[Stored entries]
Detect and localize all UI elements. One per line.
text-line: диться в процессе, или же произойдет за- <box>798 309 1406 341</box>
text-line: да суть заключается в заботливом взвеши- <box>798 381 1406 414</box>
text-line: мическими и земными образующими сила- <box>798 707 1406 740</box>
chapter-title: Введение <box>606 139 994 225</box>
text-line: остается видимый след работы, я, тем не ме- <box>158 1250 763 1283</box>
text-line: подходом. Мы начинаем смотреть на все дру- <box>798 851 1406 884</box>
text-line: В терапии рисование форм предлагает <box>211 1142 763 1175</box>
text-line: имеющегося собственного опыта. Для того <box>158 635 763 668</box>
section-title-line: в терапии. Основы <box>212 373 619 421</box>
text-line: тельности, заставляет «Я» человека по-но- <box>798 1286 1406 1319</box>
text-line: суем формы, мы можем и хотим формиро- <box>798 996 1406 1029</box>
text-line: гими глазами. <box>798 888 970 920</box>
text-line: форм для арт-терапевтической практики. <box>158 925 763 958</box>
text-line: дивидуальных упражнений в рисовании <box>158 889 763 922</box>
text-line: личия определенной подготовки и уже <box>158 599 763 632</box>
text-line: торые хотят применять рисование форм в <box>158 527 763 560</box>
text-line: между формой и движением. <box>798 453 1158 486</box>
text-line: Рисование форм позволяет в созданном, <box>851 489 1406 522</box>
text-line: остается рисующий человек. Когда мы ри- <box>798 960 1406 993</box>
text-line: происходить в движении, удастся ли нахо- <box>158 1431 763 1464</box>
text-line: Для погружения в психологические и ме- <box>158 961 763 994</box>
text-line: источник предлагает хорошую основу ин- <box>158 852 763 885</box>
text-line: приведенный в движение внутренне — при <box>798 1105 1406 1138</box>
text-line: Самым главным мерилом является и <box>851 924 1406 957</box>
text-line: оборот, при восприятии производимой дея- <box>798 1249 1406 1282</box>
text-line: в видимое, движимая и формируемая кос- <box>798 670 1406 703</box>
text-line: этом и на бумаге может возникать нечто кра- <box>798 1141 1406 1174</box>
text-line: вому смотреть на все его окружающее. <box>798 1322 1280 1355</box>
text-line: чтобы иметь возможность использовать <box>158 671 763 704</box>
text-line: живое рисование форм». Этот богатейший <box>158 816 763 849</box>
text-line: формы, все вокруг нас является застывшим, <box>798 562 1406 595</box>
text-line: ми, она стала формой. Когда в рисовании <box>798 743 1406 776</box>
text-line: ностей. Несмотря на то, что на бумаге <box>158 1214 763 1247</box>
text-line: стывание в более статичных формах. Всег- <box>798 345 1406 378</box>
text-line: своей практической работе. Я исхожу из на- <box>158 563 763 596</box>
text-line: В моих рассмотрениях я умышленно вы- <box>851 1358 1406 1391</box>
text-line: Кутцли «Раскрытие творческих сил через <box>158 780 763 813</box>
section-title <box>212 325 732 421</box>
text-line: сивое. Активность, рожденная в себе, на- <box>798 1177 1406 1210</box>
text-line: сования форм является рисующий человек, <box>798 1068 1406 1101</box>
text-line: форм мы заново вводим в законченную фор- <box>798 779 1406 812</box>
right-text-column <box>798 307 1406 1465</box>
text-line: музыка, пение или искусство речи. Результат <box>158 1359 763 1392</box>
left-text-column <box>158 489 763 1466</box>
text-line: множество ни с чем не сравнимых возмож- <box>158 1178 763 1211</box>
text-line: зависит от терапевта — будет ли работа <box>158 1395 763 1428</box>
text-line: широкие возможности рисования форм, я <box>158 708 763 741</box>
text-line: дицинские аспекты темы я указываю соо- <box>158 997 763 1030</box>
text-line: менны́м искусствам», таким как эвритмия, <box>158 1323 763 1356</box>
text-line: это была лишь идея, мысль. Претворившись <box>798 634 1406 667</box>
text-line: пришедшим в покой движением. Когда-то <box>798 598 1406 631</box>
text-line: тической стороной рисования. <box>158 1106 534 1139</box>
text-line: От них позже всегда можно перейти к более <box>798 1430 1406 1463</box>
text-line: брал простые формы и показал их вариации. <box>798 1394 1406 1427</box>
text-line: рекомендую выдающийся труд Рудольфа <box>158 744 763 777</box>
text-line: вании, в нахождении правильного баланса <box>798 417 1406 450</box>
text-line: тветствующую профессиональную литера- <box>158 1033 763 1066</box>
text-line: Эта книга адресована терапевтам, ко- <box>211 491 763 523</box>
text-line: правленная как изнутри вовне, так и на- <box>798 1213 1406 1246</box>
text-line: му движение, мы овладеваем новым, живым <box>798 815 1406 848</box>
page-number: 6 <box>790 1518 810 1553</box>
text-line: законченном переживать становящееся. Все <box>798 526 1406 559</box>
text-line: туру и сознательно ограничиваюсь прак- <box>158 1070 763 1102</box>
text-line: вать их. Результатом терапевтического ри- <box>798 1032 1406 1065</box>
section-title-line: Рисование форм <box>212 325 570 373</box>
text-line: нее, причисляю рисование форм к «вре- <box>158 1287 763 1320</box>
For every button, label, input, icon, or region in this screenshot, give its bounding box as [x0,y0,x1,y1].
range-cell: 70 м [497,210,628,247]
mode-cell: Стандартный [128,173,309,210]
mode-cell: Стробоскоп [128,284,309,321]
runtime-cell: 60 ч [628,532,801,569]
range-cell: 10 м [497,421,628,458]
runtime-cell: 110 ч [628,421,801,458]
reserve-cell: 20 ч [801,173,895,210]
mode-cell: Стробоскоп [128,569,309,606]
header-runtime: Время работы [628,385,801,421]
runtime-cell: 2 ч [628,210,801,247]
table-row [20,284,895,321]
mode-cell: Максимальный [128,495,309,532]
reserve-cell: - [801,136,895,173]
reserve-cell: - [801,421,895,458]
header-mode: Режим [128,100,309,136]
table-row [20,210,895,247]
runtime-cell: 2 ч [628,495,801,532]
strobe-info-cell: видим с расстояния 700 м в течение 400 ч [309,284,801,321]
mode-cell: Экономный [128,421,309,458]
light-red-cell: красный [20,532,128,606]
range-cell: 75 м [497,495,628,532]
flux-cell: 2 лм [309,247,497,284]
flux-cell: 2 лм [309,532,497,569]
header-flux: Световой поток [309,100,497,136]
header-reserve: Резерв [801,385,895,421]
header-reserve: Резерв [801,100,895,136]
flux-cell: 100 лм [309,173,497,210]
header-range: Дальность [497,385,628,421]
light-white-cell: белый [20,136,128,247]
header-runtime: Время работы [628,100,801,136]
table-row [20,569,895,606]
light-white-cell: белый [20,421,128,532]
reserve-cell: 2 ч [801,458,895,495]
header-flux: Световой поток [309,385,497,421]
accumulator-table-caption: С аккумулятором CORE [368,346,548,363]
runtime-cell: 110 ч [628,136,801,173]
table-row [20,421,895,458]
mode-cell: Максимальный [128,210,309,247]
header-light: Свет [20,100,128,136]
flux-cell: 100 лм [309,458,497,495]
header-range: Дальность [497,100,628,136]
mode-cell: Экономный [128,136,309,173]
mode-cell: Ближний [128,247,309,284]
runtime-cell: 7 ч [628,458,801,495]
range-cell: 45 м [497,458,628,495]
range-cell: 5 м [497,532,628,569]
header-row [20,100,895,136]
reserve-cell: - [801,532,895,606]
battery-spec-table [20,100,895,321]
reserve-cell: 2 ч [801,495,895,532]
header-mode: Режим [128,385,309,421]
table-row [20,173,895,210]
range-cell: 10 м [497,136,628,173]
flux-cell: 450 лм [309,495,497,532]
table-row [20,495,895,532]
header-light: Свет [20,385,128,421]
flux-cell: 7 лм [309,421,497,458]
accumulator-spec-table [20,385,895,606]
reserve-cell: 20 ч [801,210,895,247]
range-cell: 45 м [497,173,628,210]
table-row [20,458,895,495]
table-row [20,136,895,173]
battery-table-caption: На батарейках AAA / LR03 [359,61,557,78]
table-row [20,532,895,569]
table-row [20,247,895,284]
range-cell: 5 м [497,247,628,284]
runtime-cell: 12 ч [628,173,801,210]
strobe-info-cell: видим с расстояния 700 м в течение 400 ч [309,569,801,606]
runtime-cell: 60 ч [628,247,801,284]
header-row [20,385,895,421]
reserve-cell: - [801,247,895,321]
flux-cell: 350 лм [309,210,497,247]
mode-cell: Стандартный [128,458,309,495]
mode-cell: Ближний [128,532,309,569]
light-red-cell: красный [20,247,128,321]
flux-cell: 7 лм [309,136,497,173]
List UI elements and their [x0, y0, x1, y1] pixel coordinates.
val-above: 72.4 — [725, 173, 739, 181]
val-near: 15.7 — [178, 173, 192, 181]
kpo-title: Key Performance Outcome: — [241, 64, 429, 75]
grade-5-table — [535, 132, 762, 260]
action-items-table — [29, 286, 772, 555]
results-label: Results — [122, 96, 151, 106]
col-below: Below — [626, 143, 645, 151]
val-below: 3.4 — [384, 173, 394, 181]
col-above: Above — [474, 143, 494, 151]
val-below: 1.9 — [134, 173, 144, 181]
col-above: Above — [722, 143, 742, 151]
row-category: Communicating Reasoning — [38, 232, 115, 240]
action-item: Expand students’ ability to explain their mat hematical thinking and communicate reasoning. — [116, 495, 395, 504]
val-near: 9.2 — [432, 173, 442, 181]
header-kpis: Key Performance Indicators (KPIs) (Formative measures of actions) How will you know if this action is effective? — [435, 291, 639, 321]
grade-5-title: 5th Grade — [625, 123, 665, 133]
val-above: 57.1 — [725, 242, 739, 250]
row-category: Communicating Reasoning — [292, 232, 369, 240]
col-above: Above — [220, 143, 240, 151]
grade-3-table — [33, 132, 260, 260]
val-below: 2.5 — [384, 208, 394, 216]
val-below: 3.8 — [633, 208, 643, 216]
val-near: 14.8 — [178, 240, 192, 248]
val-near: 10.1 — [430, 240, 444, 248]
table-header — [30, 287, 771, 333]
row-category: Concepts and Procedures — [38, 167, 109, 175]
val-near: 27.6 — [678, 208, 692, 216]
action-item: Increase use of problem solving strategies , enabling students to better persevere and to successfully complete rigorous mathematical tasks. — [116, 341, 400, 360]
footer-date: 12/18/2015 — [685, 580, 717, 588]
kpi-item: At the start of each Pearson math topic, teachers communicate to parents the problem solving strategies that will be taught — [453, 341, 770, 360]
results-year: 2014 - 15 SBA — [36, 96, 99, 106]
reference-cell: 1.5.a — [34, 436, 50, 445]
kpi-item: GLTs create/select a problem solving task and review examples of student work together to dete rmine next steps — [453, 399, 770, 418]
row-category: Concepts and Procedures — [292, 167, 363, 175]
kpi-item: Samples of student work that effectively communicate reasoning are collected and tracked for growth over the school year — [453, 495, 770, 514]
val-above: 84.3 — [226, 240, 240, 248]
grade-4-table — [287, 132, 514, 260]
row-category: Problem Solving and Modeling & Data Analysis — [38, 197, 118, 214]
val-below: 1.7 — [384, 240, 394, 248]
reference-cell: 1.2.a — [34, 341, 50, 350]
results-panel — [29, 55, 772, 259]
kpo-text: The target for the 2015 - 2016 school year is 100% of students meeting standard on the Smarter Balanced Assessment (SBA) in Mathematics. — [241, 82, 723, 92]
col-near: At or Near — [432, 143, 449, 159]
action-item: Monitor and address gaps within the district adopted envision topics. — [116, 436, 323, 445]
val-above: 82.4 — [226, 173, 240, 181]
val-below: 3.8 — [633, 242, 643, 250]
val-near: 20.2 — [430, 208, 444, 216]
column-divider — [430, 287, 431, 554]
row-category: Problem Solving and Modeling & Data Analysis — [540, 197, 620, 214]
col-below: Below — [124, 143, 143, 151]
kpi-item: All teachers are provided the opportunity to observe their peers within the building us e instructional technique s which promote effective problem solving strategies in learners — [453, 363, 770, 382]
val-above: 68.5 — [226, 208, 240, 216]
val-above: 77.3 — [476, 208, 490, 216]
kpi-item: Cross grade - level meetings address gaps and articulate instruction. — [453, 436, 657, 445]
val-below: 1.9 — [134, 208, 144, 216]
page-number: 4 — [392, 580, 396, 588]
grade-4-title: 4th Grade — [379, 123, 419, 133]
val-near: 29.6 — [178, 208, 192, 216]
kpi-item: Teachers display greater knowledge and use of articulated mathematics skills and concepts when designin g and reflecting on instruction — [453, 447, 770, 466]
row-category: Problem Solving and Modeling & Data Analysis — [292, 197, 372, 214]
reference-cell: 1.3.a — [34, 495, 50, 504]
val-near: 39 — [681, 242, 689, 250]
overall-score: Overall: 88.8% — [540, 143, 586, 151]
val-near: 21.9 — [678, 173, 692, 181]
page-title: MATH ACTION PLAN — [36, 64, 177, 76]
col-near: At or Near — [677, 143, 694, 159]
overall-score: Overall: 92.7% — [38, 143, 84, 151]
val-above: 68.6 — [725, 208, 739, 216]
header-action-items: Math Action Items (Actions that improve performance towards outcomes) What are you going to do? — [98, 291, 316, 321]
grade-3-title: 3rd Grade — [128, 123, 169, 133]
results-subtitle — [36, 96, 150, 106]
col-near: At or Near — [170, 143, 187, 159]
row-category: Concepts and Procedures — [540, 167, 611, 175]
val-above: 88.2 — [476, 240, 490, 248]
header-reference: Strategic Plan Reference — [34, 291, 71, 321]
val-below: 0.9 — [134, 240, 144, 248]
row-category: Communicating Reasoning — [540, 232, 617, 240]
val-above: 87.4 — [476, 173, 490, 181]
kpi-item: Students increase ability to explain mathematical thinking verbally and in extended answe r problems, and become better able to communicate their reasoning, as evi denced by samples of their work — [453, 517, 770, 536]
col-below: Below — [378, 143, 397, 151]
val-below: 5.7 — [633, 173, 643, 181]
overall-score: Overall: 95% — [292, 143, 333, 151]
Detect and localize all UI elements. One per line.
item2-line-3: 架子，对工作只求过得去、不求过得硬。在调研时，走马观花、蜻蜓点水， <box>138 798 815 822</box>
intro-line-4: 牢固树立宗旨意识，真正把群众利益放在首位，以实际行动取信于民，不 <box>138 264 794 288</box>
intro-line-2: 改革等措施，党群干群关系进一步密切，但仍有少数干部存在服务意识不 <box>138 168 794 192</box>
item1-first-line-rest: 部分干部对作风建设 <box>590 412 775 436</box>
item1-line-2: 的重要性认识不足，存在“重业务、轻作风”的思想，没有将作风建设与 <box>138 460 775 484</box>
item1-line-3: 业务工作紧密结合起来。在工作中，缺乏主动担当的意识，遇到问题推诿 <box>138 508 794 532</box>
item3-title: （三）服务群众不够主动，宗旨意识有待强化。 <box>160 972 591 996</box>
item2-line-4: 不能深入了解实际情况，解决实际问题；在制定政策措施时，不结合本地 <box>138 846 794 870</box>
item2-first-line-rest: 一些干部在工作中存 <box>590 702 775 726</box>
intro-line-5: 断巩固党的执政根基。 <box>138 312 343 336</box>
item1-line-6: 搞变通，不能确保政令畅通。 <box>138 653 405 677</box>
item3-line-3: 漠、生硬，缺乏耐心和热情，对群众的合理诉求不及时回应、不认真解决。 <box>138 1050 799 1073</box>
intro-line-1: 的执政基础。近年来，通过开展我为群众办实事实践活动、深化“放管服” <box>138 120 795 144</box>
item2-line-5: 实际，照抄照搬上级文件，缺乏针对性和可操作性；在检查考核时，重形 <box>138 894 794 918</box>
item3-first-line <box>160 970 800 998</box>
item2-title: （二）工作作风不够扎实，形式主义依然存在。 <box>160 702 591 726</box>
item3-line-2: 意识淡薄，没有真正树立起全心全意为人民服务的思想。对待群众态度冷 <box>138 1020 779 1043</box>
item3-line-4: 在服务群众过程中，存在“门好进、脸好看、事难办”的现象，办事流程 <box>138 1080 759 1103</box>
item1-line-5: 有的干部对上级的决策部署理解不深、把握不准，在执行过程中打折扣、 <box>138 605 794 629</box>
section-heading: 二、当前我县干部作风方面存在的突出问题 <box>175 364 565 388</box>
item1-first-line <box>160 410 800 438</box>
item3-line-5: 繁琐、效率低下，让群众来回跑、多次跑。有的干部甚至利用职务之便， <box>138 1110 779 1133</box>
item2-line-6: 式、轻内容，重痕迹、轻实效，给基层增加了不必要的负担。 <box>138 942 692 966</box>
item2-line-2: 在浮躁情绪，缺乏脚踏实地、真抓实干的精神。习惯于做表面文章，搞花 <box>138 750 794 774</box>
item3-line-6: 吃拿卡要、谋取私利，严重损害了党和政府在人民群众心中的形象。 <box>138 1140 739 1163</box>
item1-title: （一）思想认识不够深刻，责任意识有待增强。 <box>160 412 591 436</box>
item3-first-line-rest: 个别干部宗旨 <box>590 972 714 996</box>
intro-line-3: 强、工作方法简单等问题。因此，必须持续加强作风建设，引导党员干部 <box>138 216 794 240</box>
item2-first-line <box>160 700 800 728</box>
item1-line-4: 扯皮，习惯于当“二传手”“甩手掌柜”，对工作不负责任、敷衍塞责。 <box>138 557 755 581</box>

What you need to do:
Can you update the records from the first line through the line containing "text-line: остается видимый" by replacing "Введение" with "Предисловие", leaving everything else unchanged and giving back only those lines?

Completed exercise:
Detect and localize all UI elements. One per line.
text-line: диться в процессе, или же произойдет за- <box>798 309 1406 341</box>
text-line: да суть заключается в заботливом взвеши- <box>798 381 1406 414</box>
text-line: мическими и земными образующими сила- <box>798 707 1406 740</box>
chapter-title: Предисловие <box>606 139 994 225</box>
text-line: остается видимый след работы, я, тем не ме- <box>158 1250 763 1283</box>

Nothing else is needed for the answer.